→ BRANO FORNITO:
****************************************
L’incontro è stato preceduto dalla presentazione di reperti etruschi, alcuni esposti per la prima volta nella mostra “Caere. Storia di dispersioni e di recuperi” allestita presso il Museo e curata dalla stessa Laura Michetti, insieme a Claudia Carlucci del Polo Museale Sapienza, Alessandro Conti del Dipartimento di Scienze dell’Antichità e Rossella Zaccagnini della Soprintendenza Archeologia Belle Arti e Paesaggio per la Provincia di Viterbo e per l’Etruria meridionale.
Il tema dell’esposizione in corso è infatti proprio quello della dispersione del patrimonio archeologico, causata dagli scavi clandestini che affliggono l’intero territorio nazionale e soprattutto l’area del Lazio etrusco, e del suo recupero reso possibile grazie alla collaborazione tra le istituzioni e le forze dell’ordine che si sono rese protagoniste di questi recuperi, il Ministero della Cultura, i Carabinieri del Comando Tutela Patrimonio culturale, la Guardia di Finanza, cui si affianca il Corpo delle Capitanerie di Porto – Guardia Costiera per la tutela del patrimonio archeologico sommerso e costiero dell’Etruria Meridionale.
****************************************
→ ESTRATTI DEI DATI:
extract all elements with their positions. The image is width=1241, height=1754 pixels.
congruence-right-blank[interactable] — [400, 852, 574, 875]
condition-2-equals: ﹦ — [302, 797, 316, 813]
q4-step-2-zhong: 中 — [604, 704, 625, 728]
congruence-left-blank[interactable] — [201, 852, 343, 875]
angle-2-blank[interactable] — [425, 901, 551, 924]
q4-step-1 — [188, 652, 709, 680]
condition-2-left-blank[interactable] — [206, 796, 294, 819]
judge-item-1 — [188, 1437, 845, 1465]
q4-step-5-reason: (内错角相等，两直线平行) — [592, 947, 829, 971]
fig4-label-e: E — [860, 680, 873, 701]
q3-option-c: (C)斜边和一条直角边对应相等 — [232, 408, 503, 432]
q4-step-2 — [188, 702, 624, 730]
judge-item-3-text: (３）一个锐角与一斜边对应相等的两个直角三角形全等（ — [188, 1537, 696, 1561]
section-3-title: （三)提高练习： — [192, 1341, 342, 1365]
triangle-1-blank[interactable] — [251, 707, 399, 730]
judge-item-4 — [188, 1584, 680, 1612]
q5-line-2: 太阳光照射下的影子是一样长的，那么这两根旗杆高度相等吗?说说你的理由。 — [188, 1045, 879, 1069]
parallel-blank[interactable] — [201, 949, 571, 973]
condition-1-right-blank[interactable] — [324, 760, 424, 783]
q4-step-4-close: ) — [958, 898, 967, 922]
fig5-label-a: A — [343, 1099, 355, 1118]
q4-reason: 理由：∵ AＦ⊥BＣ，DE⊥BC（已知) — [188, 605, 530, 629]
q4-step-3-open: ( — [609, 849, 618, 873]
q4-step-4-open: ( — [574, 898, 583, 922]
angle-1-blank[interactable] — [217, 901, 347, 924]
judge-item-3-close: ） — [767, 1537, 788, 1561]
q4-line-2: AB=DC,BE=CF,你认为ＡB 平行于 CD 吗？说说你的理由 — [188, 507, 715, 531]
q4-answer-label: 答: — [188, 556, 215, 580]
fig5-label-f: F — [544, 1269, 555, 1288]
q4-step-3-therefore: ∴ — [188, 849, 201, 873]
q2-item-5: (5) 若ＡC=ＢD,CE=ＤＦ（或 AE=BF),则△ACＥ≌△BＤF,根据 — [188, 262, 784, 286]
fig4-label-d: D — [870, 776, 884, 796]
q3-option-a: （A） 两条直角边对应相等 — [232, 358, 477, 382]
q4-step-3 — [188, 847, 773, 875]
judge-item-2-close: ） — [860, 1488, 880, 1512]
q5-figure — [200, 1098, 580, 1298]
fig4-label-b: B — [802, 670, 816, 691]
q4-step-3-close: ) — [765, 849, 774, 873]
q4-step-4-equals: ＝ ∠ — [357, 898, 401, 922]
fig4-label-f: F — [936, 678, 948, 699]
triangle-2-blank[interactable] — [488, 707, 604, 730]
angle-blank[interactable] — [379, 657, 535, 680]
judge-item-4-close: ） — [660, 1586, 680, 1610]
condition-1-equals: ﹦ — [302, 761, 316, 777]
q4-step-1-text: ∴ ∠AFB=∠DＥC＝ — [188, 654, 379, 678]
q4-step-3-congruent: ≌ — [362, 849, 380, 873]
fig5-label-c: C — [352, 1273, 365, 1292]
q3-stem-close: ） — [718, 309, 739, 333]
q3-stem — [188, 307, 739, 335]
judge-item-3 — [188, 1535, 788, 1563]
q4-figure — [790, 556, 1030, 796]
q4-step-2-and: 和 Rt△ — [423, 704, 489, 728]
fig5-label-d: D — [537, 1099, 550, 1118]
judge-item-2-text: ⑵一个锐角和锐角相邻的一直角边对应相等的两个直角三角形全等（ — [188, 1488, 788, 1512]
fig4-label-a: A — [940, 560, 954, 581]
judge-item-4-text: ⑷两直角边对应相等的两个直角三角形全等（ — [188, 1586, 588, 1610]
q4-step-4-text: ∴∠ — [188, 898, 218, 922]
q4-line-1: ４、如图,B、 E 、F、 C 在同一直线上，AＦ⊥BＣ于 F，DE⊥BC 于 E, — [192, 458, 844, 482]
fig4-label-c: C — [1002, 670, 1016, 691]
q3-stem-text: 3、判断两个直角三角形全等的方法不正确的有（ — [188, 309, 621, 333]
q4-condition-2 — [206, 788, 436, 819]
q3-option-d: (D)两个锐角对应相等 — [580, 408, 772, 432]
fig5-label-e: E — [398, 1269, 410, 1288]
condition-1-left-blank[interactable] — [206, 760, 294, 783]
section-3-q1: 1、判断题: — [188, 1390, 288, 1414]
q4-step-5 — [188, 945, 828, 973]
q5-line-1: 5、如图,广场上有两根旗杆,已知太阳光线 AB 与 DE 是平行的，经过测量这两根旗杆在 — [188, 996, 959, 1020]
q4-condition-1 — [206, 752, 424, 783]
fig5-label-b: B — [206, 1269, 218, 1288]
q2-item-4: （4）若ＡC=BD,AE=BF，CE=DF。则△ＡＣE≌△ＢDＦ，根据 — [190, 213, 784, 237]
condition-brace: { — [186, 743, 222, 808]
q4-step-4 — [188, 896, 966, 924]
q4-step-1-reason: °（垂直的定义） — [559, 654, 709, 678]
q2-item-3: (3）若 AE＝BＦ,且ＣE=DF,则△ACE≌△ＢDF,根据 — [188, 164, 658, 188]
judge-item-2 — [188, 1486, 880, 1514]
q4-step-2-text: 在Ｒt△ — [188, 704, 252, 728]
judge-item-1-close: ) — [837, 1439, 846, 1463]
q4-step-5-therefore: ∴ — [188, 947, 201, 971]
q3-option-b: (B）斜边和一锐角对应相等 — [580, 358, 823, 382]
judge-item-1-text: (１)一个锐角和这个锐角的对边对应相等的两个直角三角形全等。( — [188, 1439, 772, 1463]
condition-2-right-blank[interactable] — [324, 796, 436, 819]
****************************************
→ LAVORO RICHIESTO:
**1)** Per ciascuna affermazione indica se concorda con il brano sulla mostra di Caere, rispondendo sì o no e citando testualmente le parole decisive: (a) tra i curatori della mostra c'è Claudia Carlucci del Polo Museale Sapienza; (b) tutti i reperti presentati erano già stati esposti in passato; (c) gli scavi clandestini riguardano soltanto l'area del Lazio etrusco.
**2)** Riprendi il brano sulla mostra di Caere e proseguilo dopo l'ultima frase.

→ RISULTATI PER COMPITO:
**1)**
(a) Sì: "insieme a Claudia Carlucci del Polo Museale Sapienza".
(b) No: "alcuni esposti per la prima volta".
(c) No: "affliggono l’intero territorio nazionale e soprattutto l’area del Lazio etrusco".

**2)**
I REPERTI PRESENTATI
Tra i reperti presentati, spicca un grande cratere a calice con figure rosse, gemello del “Cratere di Sarpedonte”, letteralmente “firmato” da Euphronios, uno dei massimi artisti greci della fine del VI secolo a.C.
L’opera ritrae una scena di lotta tra Eracle e Kynos, impreziosita dalla presenza dei nomi sia del ceramografo sia dei protagonisti rappresentati. Il cratere è stato restituito dal Metropolitan Museum of Art di New York ed è stato affidato ora alla Sapienza dalla Soprintendenza. Il recupero del bene è stato possibile grazie alle indagini della Procura di Roma e del Comando dei Carabinieri Tutela Patrimonio Culturale che hanno accertato la provenienza da scavi clandestini avvenuti a Cerveteri negli anni ’70.
Il cratere molto probabilmente è stato trafugato dalla necropoli di Greppe S., dalla quale proverrebbe anche l’altro celeberrimo esemplare con la morte di Sarpedonte, e dopo diversi passaggi di proprietà è stato concesso in prestito al museo newyorkese nel 1999.
Solo grazie a una ricostruzione complessa e accurata, l’opera è potuta rientrare in Italia nel 2010, in base a un accordo di restituzione siglato tra le autorità italiane e quelle americane.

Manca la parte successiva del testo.